Stated goal: Leaving out all images, write out the records that follow exactly.

Dataset excerpts
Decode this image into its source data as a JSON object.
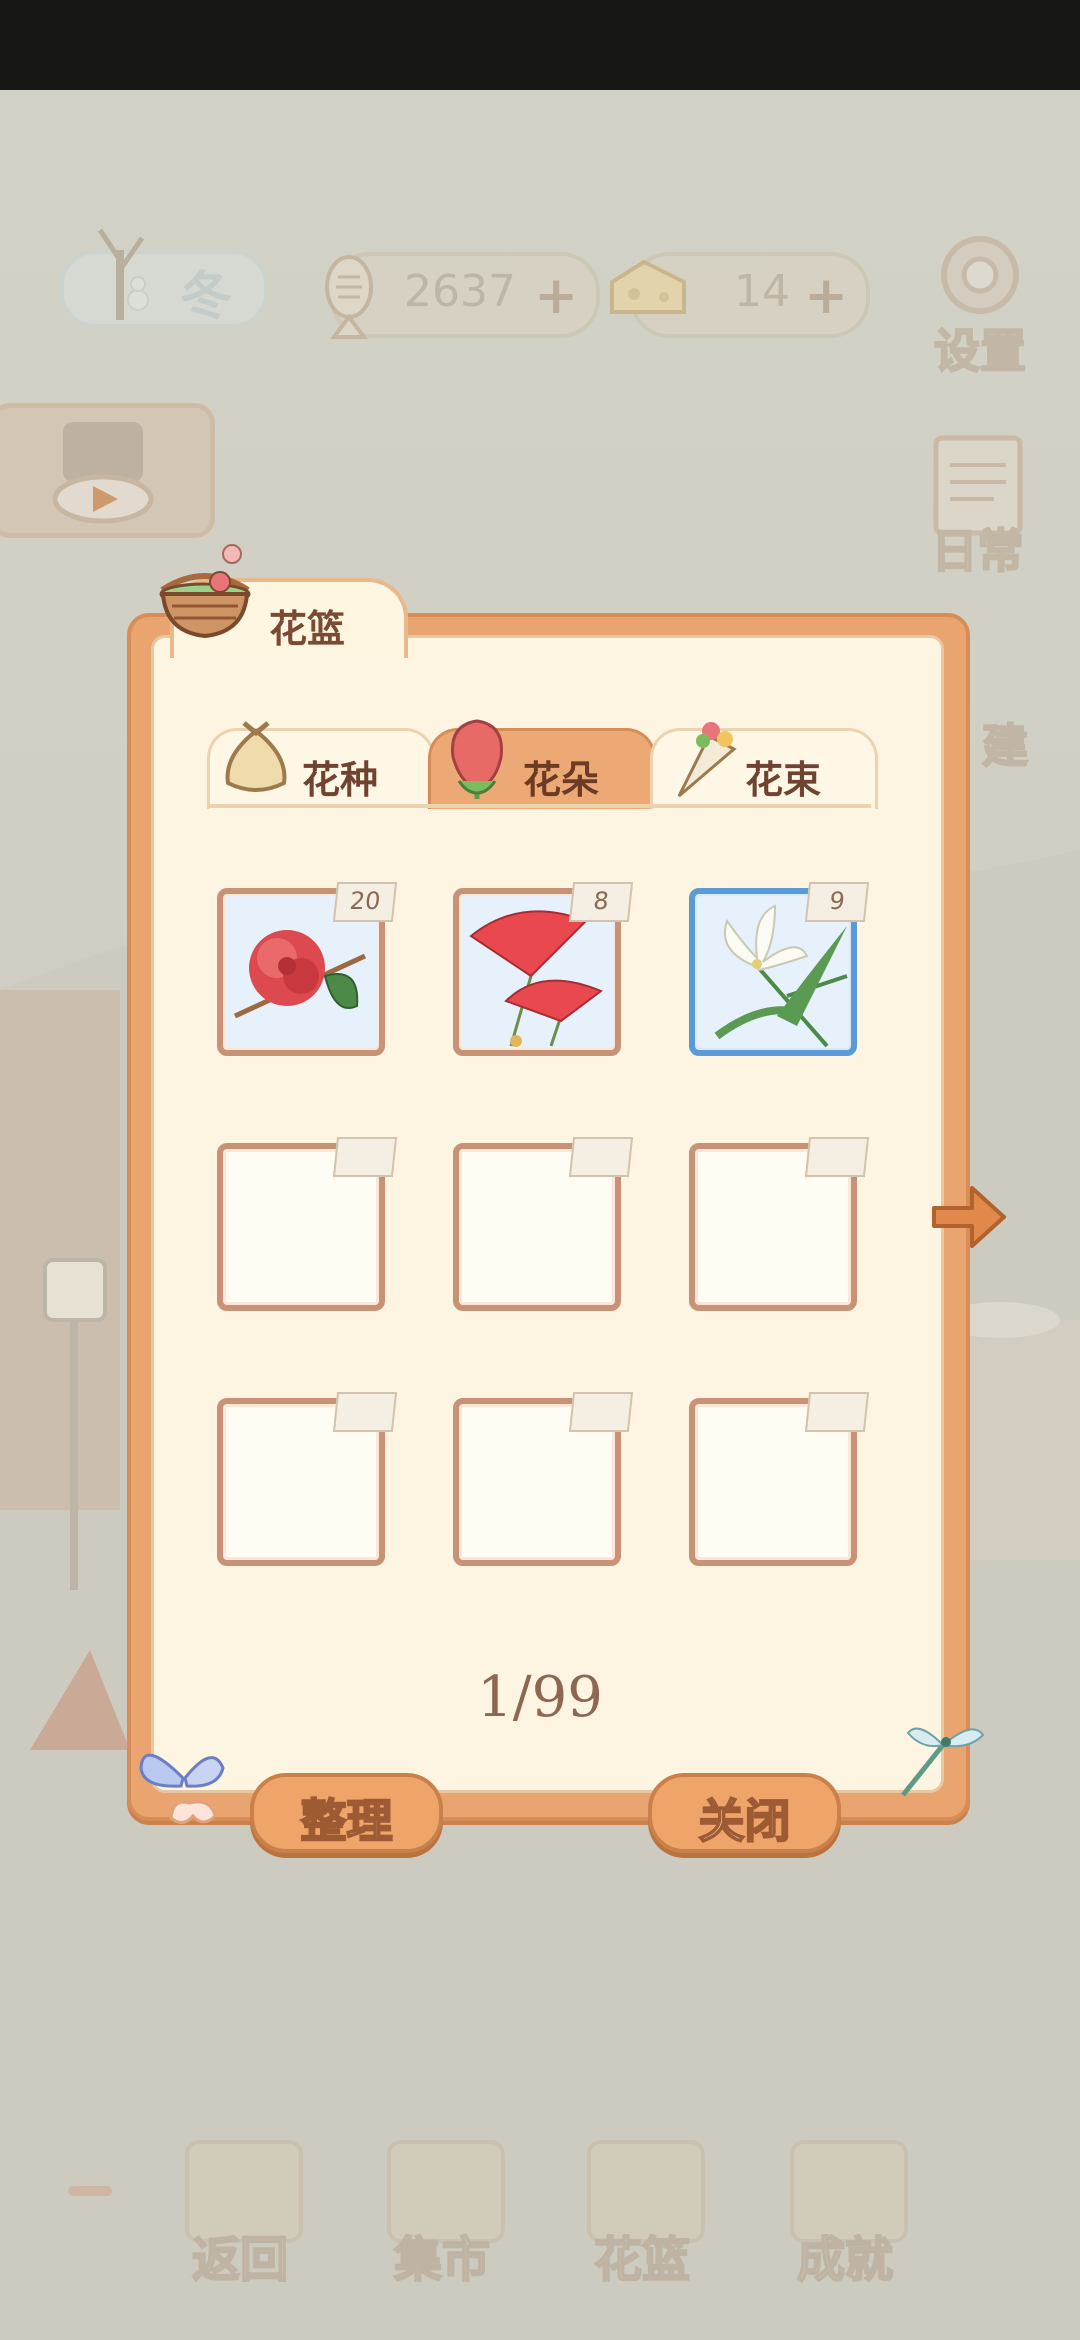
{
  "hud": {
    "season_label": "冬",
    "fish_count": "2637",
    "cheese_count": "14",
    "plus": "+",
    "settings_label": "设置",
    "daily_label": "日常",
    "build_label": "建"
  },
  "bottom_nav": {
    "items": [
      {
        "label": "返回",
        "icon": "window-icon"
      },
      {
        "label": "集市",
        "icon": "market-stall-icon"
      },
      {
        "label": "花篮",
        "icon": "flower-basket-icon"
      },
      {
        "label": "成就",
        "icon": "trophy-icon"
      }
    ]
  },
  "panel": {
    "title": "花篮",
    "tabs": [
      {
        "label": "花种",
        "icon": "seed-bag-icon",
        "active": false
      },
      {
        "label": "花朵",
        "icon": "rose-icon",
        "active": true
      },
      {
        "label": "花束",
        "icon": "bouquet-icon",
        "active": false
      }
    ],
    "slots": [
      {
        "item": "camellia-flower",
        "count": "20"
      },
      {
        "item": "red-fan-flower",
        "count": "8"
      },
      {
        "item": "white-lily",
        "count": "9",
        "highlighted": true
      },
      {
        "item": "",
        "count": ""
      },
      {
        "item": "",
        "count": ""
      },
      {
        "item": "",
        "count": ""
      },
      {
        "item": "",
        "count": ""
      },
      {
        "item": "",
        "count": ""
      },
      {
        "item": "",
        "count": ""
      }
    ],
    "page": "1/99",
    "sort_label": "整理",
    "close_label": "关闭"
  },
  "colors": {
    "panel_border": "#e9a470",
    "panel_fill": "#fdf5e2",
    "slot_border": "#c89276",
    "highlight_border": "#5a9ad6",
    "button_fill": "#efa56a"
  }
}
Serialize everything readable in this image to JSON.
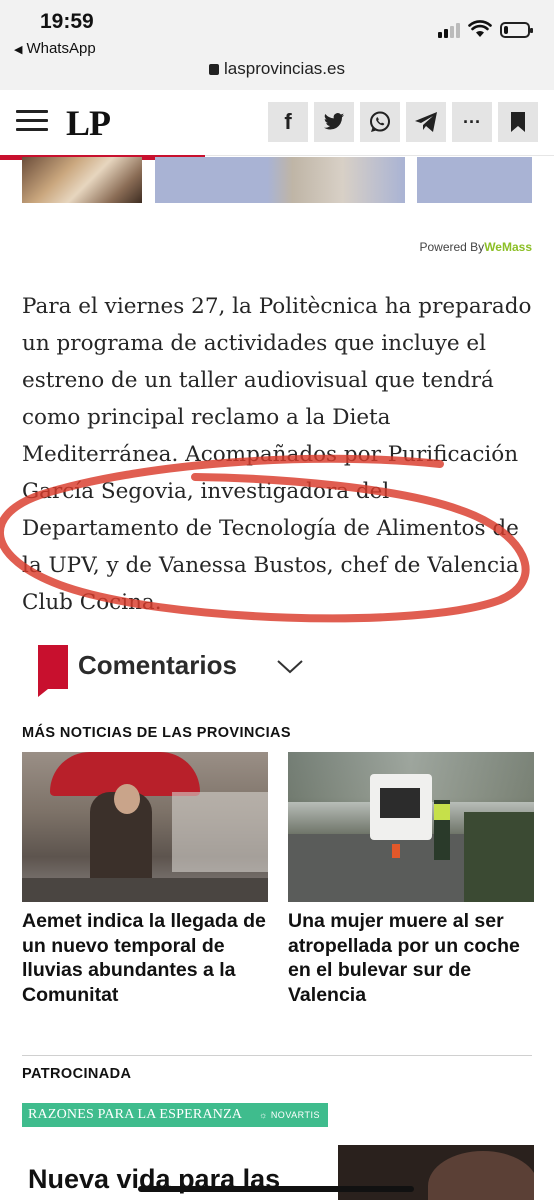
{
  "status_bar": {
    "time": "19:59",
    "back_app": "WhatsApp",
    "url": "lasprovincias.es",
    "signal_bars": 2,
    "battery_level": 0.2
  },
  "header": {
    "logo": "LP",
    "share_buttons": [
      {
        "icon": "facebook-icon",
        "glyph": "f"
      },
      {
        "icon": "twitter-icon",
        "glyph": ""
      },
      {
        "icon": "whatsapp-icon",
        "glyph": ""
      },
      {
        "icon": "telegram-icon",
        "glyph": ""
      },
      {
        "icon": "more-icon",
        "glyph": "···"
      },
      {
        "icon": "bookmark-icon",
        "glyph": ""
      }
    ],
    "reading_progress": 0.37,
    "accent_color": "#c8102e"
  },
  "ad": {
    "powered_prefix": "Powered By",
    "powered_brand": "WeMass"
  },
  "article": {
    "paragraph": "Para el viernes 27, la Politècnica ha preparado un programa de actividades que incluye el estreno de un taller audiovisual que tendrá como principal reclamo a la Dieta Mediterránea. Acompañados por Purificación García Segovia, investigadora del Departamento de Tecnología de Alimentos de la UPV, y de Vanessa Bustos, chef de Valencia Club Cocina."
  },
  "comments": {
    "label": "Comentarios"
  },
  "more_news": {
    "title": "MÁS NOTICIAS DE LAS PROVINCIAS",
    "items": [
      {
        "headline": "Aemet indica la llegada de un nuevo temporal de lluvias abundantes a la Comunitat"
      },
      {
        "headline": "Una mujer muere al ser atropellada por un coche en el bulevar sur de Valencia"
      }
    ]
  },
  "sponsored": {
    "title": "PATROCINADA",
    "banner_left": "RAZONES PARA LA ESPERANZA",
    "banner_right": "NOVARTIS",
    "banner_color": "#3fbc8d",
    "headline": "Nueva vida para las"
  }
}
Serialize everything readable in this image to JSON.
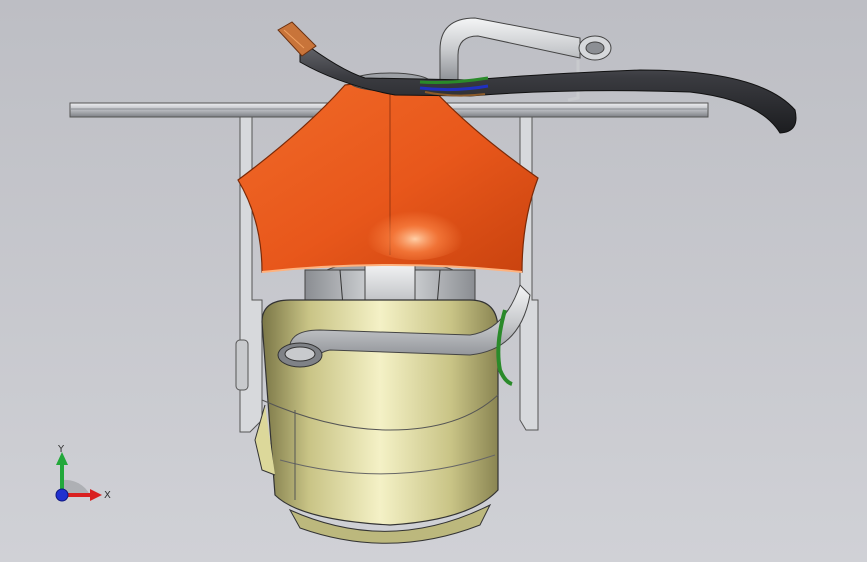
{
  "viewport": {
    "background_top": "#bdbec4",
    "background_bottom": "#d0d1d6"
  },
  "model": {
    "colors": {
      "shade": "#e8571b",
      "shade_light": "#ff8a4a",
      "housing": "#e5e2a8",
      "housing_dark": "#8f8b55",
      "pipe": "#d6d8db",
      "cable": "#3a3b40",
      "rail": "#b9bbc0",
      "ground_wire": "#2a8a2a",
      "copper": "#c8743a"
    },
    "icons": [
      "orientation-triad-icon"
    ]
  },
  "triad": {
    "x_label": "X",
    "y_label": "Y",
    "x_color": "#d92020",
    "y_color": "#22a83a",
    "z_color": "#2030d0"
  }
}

Result of this exercise:
Decode this image into its source data as a JSON object.
{
  "hud": {
    "season_label": "冬",
    "fish_count": "2637",
    "cheese_count": "14",
    "plus": "+",
    "settings_label": "设置",
    "daily_label": "日常",
    "build_label": "建"
  },
  "bottom_nav": {
    "items": [
      {
        "label": "返回",
        "icon": "window-icon"
      },
      {
        "label": "集市",
        "icon": "market-stall-icon"
      },
      {
        "label": "花篮",
        "icon": "flower-basket-icon"
      },
      {
        "label": "成就",
        "icon": "trophy-icon"
      }
    ]
  },
  "panel": {
    "title": "花篮",
    "tabs": [
      {
        "label": "花种",
        "icon": "seed-bag-icon",
        "active": false
      },
      {
        "label": "花朵",
        "icon": "rose-icon",
        "active": true
      },
      {
        "label": "花束",
        "icon": "bouquet-icon",
        "active": false
      }
    ],
    "slots": [
      {
        "item": "camellia-flower",
        "count": "20"
      },
      {
        "item": "red-fan-flower",
        "count": "8"
      },
      {
        "item": "white-lily",
        "count": "9",
        "highlighted": true
      },
      {
        "item": "",
        "count": ""
      },
      {
        "item": "",
        "count": ""
      },
      {
        "item": "",
        "count": ""
      },
      {
        "item": "",
        "count": ""
      },
      {
        "item": "",
        "count": ""
      },
      {
        "item": "",
        "count": ""
      }
    ],
    "page": "1/99",
    "sort_label": "整理",
    "close_label": "关闭"
  },
  "colors": {
    "panel_border": "#e9a470",
    "panel_fill": "#fdf5e2",
    "slot_border": "#c89276",
    "highlight_border": "#5a9ad6",
    "button_fill": "#efa56a"
  }
}
Serialize everything readable in this image to JSON.
{
  "status_bar": {
    "time": "19:59",
    "back_app": "WhatsApp",
    "url": "lasprovincias.es",
    "signal_bars": 2,
    "battery_level": 0.2
  },
  "header": {
    "logo": "LP",
    "share_buttons": [
      {
        "icon": "facebook-icon",
        "glyph": "f"
      },
      {
        "icon": "twitter-icon",
        "glyph": ""
      },
      {
        "icon": "whatsapp-icon",
        "glyph": ""
      },
      {
        "icon": "telegram-icon",
        "glyph": ""
      },
      {
        "icon": "more-icon",
        "glyph": "···"
      },
      {
        "icon": "bookmark-icon",
        "glyph": ""
      }
    ],
    "reading_progress": 0.37,
    "accent_color": "#c8102e"
  },
  "ad": {
    "powered_prefix": "Powered By",
    "powered_brand": "WeMass"
  },
  "article": {
    "paragraph": "Para el viernes 27, la Politècnica ha preparado un programa de actividades que incluye el estreno de un taller audiovisual que tendrá como principal reclamo a la Dieta Mediterránea. Acompañados por Purificación García Segovia, investigadora del Departamento de Tecnología de Alimentos de la UPV, y de Vanessa Bustos, chef de Valencia Club Cocina."
  },
  "comments": {
    "label": "Comentarios"
  },
  "more_news": {
    "title": "MÁS NOTICIAS DE LAS PROVINCIAS",
    "items": [
      {
        "headline": "Aemet indica la llegada de un nuevo temporal de lluvias abundantes a la Comunitat"
      },
      {
        "headline": "Una mujer muere al ser atropellada por un coche en el bulevar sur de Valencia"
      }
    ]
  },
  "sponsored": {
    "title": "PATROCINADA",
    "banner_left": "RAZONES PARA LA ESPERANZA",
    "banner_right": "NOVARTIS",
    "banner_color": "#3fbc8d",
    "headline": "Nueva vida para las"
  }
}
Serialize everything readable in this image to JSON.
{
  "viewport": {
    "background_top": "#bdbec4",
    "background_bottom": "#d0d1d6"
  },
  "model": {
    "colors": {
      "shade": "#e8571b",
      "shade_light": "#ff8a4a",
      "housing": "#e5e2a8",
      "housing_dark": "#8f8b55",
      "pipe": "#d6d8db",
      "cable": "#3a3b40",
      "rail": "#b9bbc0",
      "ground_wire": "#2a8a2a",
      "copper": "#c8743a"
    },
    "icons": [
      "orientation-triad-icon"
    ]
  },
  "triad": {
    "x_label": "X",
    "y_label": "Y",
    "x_color": "#d92020",
    "y_color": "#22a83a",
    "z_color": "#2030d0"
  }
}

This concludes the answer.